The listing below must be repeated word for word, with its images excluded.

— start of Data records —

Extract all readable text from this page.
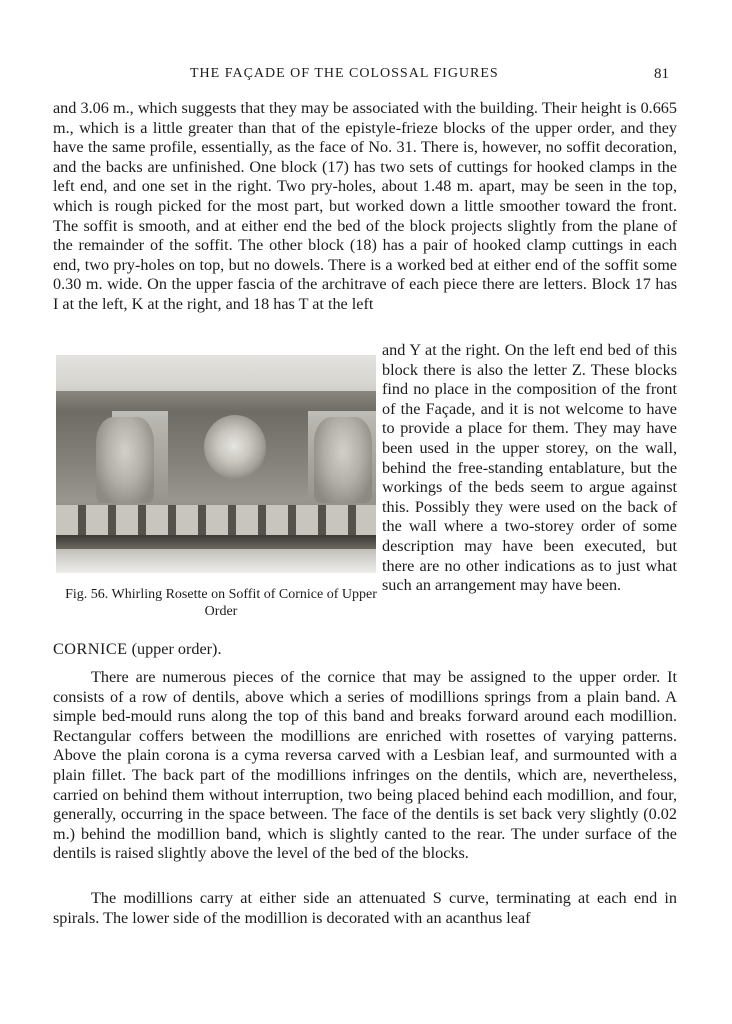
THE FAÇADE OF THE COLOSSAL FIGURES	81

and 3.06 m., which suggests that they may be associated with the building. Their height is 0.665 m., which is a little greater than that of the epistyle-frieze blocks of the upper order, and they have the same profile, essentially, as the face of No. 31. There is, however, no soffit decoration, and the backs are unfinished. One block (17) has two sets of cuttings for hooked clamps in the left end, and one set in the right. Two pry-holes, about 1.48 m. apart, may be seen in the top, which is rough picked for the most part, but worked down a little smoother toward the front. The soffit is smooth, and at either end the bed of the block projects slightly from the plane of the remainder of the soffit. The other block (18) has a pair of hooked clamp cuttings in each end, two pry-holes on top, but no dowels. There is a worked bed at either end of the soffit some 0.30 m. wide. On the upper fascia of the architrave of each piece there are letters. Block 17 has I at the left, K at the right, and 18 has T at the left

and Y at the right. On the left end bed of this block there is also the letter Z. These blocks find no place in the composition of the front of the Façade, and it is not welcome to have to provide a place for them. They may have been used in the upper storey, on the wall, behind the free-standing entablature, but the workings of the beds seem to argue against this. Possibly they were used on the back of the wall where a two-storey order of some description may have been executed, but there are no other indications as to just what such an arrangement may have been.

Fig. 56. Whirling Rosette on Soffit of Cornice of Upper Order

CORNICE (upper order).

There are numerous pieces of the cornice that may be assigned to the upper order. It consists of a row of dentils, above which a series of modillions springs from a plain band. A simple bed-mould runs along the top of this band and breaks forward around each modillion. Rectangular coffers between the modillions are enriched with rosettes of varying patterns. Above the plain corona is a cyma reversa carved with a Lesbian leaf, and surmounted with a plain fillet. The back part of the modillions infringes on the dentils, which are, nevertheless, carried on behind them without interruption, two being placed behind each modillion, and four, generally, occurring in the space between. The face of the dentils is set back very slightly (0.02 m.) behind the modillion band, which is slightly canted to the rear. The under surface of the dentils is raised slightly above the level of the bed of the blocks.

The modillions carry at either side an attenuated S curve, terminating at each end in spirals. The lower side of the modillion is decorated with an acanthus leaf
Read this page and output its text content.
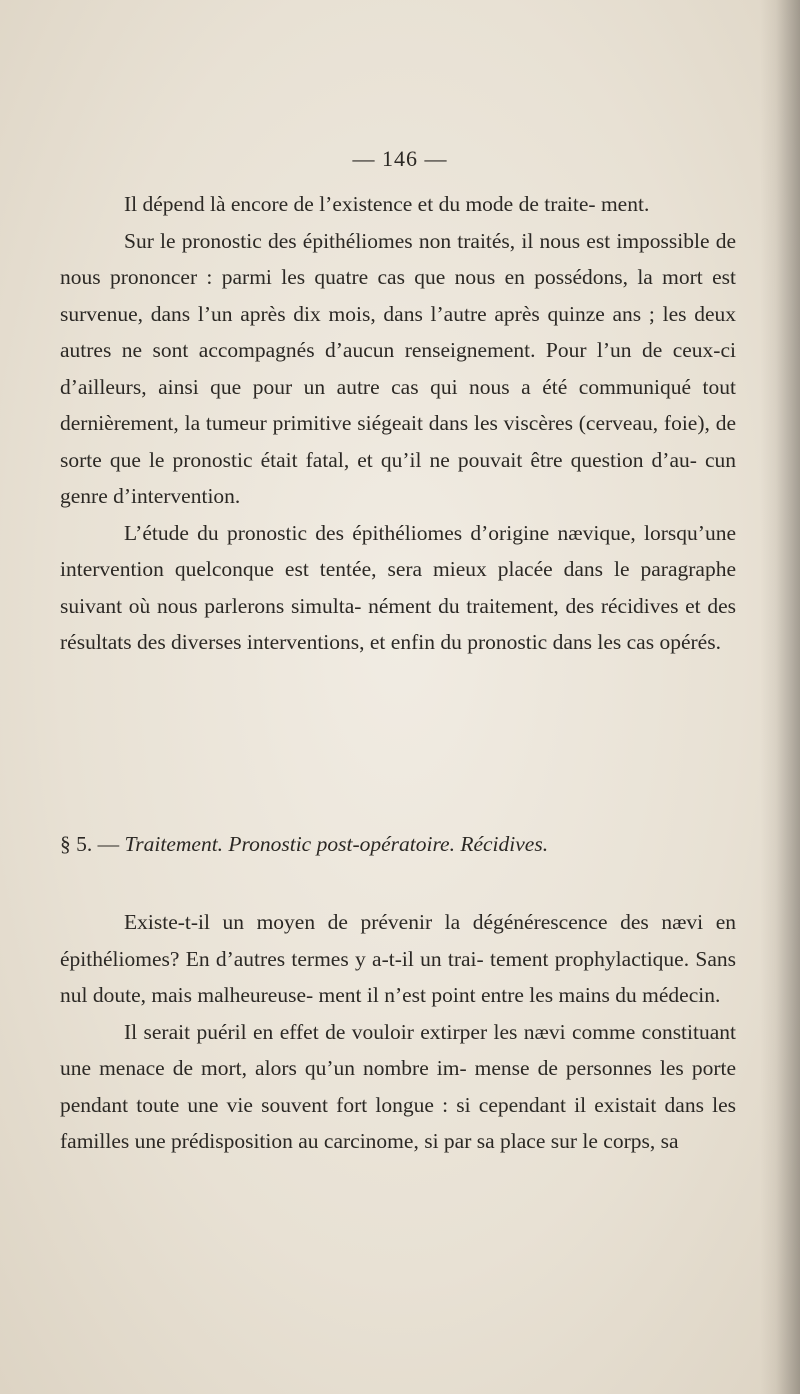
— 146 —

Il dépend là encore de l’existence et du mode de traite- ment.

Sur le pronostic des épithéliomes non traités, il nous est impossible de nous prononcer : parmi les quatre cas que nous en possédons, la mort est survenue, dans l’un après dix mois, dans l’autre après quinze ans ; les deux autres ne sont accompagnés d’aucun renseignement. Pour l’un de ceux-ci d’ailleurs, ainsi que pour un autre cas qui nous a été communiqué tout dernièrement, la tumeur primitive siégeait dans les viscères (cerveau, foie), de sorte que le pronostic était fatal, et qu’il ne pouvait être question d’au- cun genre d’intervention.

L’étude du pronostic des épithéliomes d’origine nævique, lorsqu’une intervention quelconque est tentée, sera mieux placée dans le paragraphe suivant où nous parlerons simulta- nément du traitement, des récidives et des résultats des diverses interventions, et enfin du pronostic dans les cas opérés.

§ 5. — Traitement. Pronostic post-opératoire. Récidives.

Existe-t-il un moyen de prévenir la dégénérescence des nævi en épithéliomes? En d’autres termes y a-t-il un trai- tement prophylactique. Sans nul doute, mais malheureuse- ment il n’est point entre les mains du médecin.

Il serait puéril en effet de vouloir extirper les nævi comme constituant une menace de mort, alors qu’un nombre im- mense de personnes les porte pendant toute une vie souvent fort longue : si cependant il existait dans les familles une prédisposition au carcinome, si par sa place sur le corps, sa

— end of Data records —

- **Response below**:
Extract all readable text from this page.
THE FAÇADE OF THE COLOSSAL FIGURES	81

and 3.06 m., which suggests that they may be associated with the building. Their height is 0.665 m., which is a little greater than that of the epistyle-frieze blocks of the upper order, and they have the same profile, essentially, as the face of No. 31. There is, however, no soffit decoration, and the backs are unfinished. One block (17) has two sets of cuttings for hooked clamps in the left end, and one set in the right. Two pry-holes, about 1.48 m. apart, may be seen in the top, which is rough picked for the most part, but worked down a little smoother toward the front. The soffit is smooth, and at either end the bed of the block projects slightly from the plane of the remainder of the soffit. The other block (18) has a pair of hooked clamp cuttings in each end, two pry-holes on top, but no dowels. There is a worked bed at either end of the soffit some 0.30 m. wide. On the upper fascia of the architrave of each piece there are letters. Block 17 has I at the left, K at the right, and 18 has T at the left

and Y at the right. On the left end bed of this block there is also the letter Z. These blocks find no place in the composition of the front of the Façade, and it is not welcome to have to provide a place for them. They may have been used in the upper storey, on the wall, behind the free-standing entablature, but the workings of the beds seem to argue against this. Possibly they were used on the back of the wall where a two-storey order of some description may have been executed, but there are no other indications as to just what such an arrangement may have been.

Fig. 56. Whirling Rosette on Soffit of Cornice of Upper Order

CORNICE (upper order).

There are numerous pieces of the cornice that may be assigned to the upper order. It consists of a row of dentils, above which a series of modillions springs from a plain band. A simple bed-mould runs along the top of this band and breaks forward around each modillion. Rectangular coffers between the modillions are enriched with rosettes of varying patterns. Above the plain corona is a cyma reversa carved with a Lesbian leaf, and surmounted with a plain fillet. The back part of the modillions infringes on the dentils, which are, nevertheless, carried on behind them without interruption, two being placed behind each modillion, and four, generally, occurring in the space between. The face of the dentils is set back very slightly (0.02 m.) behind the modillion band, which is slightly canted to the rear. The under surface of the dentils is raised slightly above the level of the bed of the blocks.

The modillions carry at either side an attenuated S curve, terminating at each end in spirals. The lower side of the modillion is decorated with an acanthus leaf
Read this page and output its text content.
— 146 —

Il dépend là encore de l’existence et du mode de traite- ment.

Sur le pronostic des épithéliomes non traités, il nous est impossible de nous prononcer : parmi les quatre cas que nous en possédons, la mort est survenue, dans l’un après dix mois, dans l’autre après quinze ans ; les deux autres ne sont accompagnés d’aucun renseignement. Pour l’un de ceux-ci d’ailleurs, ainsi que pour un autre cas qui nous a été communiqué tout dernièrement, la tumeur primitive siégeait dans les viscères (cerveau, foie), de sorte que le pronostic était fatal, et qu’il ne pouvait être question d’au- cun genre d’intervention.

L’étude du pronostic des épithéliomes d’origine nævique, lorsqu’une intervention quelconque est tentée, sera mieux placée dans le paragraphe suivant où nous parlerons simulta- nément du traitement, des récidives et des résultats des diverses interventions, et enfin du pronostic dans les cas opérés.

§ 5. — Traitement. Pronostic post-opératoire. Récidives.

Existe-t-il un moyen de prévenir la dégénérescence des nævi en épithéliomes? En d’autres termes y a-t-il un trai- tement prophylactique. Sans nul doute, mais malheureuse- ment il n’est point entre les mains du médecin.

Il serait puéril en effet de vouloir extirper les nævi comme constituant une menace de mort, alors qu’un nombre im- mense de personnes les porte pendant toute une vie souvent fort longue : si cependant il existait dans les familles une prédisposition au carcinome, si par sa place sur le corps, sa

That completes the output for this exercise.